* _Input for this task_:
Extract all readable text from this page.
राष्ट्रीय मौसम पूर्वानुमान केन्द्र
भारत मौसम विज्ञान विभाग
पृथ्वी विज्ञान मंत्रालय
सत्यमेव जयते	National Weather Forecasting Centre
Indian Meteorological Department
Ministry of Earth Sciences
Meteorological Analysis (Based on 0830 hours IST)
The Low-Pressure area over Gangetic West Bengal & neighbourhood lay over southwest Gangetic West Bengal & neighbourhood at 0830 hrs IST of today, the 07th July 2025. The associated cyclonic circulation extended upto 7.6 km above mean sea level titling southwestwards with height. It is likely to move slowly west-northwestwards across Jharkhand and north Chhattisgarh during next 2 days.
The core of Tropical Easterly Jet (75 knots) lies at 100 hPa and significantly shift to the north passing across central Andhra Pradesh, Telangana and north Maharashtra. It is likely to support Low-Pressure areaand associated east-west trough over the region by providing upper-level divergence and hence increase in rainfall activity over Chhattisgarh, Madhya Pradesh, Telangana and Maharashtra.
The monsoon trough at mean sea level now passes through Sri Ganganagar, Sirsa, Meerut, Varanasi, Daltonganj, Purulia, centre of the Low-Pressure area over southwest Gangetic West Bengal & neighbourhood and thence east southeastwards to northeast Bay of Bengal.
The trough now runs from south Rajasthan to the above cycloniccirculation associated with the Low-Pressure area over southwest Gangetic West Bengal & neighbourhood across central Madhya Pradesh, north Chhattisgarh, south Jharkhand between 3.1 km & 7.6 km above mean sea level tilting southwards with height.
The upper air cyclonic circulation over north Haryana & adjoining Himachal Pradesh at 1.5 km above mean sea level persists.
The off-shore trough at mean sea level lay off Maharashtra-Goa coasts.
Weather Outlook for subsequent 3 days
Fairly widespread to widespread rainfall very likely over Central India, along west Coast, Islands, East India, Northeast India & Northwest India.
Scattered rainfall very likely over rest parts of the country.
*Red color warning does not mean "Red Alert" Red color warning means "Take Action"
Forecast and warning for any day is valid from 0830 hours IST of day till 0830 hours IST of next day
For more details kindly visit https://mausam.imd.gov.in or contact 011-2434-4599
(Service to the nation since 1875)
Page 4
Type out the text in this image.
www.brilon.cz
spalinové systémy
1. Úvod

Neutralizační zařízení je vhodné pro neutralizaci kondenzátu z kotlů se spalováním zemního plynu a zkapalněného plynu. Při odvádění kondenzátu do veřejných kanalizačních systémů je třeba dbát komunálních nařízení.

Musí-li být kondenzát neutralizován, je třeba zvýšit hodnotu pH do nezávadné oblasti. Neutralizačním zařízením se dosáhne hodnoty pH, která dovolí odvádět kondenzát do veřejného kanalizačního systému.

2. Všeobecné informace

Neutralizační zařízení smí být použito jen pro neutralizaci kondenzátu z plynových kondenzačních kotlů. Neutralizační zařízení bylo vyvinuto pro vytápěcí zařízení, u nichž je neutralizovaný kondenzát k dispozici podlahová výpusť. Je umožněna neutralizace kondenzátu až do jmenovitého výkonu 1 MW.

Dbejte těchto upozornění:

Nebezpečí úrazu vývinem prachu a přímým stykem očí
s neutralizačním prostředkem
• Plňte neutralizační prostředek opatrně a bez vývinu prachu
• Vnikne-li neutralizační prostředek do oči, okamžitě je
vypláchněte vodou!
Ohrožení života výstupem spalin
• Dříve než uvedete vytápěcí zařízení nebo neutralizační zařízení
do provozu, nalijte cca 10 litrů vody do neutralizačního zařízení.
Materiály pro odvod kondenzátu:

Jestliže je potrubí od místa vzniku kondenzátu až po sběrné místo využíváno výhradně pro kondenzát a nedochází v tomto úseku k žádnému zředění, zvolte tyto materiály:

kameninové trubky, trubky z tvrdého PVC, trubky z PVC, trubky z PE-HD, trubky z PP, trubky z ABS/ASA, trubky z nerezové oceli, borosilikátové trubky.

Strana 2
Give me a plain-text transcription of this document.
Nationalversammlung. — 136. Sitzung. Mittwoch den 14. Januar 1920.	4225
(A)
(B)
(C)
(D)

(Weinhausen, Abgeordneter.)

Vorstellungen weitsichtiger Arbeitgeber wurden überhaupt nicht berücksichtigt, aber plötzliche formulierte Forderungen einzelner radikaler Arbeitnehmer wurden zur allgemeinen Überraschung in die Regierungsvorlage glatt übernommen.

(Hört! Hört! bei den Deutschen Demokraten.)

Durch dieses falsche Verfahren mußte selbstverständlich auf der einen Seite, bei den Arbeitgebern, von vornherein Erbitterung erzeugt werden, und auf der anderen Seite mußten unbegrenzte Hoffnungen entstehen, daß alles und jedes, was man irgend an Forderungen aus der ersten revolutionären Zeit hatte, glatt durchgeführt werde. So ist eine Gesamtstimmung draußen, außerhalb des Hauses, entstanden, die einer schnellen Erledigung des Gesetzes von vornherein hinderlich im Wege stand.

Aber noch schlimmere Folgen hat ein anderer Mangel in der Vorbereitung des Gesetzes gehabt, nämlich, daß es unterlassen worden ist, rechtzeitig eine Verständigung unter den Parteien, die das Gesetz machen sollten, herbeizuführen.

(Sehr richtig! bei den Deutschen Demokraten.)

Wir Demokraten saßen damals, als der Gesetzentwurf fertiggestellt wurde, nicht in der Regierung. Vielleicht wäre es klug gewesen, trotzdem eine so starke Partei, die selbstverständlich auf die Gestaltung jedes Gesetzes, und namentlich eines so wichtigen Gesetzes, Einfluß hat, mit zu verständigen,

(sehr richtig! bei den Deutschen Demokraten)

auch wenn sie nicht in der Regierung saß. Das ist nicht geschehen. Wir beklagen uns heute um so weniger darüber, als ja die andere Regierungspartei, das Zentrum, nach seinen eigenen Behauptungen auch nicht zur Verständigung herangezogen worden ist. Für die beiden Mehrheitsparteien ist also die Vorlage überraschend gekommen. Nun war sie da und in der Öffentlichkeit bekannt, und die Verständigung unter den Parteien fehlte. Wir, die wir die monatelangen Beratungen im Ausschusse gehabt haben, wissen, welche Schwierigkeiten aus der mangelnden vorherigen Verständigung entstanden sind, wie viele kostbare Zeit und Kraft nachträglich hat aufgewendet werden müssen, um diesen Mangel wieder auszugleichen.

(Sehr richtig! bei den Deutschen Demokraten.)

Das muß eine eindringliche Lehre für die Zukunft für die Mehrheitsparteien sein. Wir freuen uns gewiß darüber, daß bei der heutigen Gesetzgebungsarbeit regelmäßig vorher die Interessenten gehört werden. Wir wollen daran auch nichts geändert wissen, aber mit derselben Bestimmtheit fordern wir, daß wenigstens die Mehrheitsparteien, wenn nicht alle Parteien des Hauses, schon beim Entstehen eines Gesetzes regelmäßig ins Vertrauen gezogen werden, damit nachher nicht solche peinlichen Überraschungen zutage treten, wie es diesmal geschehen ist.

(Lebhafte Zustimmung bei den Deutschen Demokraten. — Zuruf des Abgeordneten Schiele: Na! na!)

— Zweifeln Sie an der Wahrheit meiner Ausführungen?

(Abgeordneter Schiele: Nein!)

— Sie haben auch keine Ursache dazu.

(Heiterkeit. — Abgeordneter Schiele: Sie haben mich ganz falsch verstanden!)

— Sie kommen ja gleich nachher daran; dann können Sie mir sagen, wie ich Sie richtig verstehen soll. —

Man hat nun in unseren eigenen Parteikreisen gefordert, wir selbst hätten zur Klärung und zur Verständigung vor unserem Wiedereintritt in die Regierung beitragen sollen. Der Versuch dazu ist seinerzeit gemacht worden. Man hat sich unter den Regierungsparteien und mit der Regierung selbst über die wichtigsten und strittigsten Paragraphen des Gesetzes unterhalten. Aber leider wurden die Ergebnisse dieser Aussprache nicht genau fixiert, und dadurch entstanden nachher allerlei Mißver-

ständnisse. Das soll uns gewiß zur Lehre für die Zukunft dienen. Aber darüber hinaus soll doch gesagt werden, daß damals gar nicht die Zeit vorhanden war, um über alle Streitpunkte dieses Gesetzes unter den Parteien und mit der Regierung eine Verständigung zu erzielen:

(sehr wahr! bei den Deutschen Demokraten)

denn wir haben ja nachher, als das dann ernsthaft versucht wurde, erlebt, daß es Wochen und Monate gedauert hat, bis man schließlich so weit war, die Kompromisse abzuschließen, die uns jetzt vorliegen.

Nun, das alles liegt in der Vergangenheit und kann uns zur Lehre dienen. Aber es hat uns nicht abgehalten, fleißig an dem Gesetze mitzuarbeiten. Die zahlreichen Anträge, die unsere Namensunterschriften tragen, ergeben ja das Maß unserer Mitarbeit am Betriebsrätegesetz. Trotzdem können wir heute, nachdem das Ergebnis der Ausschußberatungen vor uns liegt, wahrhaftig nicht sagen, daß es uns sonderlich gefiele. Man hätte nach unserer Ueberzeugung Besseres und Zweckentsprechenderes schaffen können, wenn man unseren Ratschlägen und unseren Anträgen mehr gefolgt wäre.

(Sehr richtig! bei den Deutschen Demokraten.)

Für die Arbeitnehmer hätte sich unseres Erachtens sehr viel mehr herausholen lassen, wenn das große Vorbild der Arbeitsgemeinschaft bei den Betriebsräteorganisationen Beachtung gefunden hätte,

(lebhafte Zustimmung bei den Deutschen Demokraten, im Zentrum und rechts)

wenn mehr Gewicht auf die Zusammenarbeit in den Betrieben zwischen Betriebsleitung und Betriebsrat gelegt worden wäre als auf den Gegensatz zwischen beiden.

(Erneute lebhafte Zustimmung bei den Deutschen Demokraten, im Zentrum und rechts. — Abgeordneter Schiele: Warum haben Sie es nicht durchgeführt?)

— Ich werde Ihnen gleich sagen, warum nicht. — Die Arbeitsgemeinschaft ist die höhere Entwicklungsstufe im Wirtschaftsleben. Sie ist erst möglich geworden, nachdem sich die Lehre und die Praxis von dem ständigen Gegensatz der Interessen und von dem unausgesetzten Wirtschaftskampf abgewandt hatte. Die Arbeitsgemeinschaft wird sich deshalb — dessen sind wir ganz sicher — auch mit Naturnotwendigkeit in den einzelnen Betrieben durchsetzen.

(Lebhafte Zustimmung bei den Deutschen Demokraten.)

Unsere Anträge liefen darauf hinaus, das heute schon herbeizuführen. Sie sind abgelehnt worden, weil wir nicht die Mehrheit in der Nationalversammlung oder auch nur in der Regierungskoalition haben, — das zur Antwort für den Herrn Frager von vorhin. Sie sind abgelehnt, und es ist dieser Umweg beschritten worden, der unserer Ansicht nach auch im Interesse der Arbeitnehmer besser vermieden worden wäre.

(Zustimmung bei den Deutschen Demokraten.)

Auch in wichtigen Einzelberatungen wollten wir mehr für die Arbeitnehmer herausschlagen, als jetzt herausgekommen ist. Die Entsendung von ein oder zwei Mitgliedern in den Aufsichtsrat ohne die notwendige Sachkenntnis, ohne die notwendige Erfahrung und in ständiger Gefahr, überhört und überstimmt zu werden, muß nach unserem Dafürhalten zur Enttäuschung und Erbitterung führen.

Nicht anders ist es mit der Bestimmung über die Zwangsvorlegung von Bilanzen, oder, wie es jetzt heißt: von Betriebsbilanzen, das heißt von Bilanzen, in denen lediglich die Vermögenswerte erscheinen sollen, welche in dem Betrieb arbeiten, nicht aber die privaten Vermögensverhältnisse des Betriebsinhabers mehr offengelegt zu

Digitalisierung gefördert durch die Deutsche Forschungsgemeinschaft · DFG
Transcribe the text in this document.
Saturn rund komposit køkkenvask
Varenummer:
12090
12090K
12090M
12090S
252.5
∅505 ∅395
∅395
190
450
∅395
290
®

* _Task instructions_:
From the line holding "Transcribe the text in this document." through the last line above, reproduce each line exactly and add nothing.

* _Task answer_:
Transcribe the text in this document.
Saturn rund komposit køkkenvask
Varenummer:
12090
12090K
12090M
12090S
252.5
∅505 ∅395
∅395
190
450
∅395
290
®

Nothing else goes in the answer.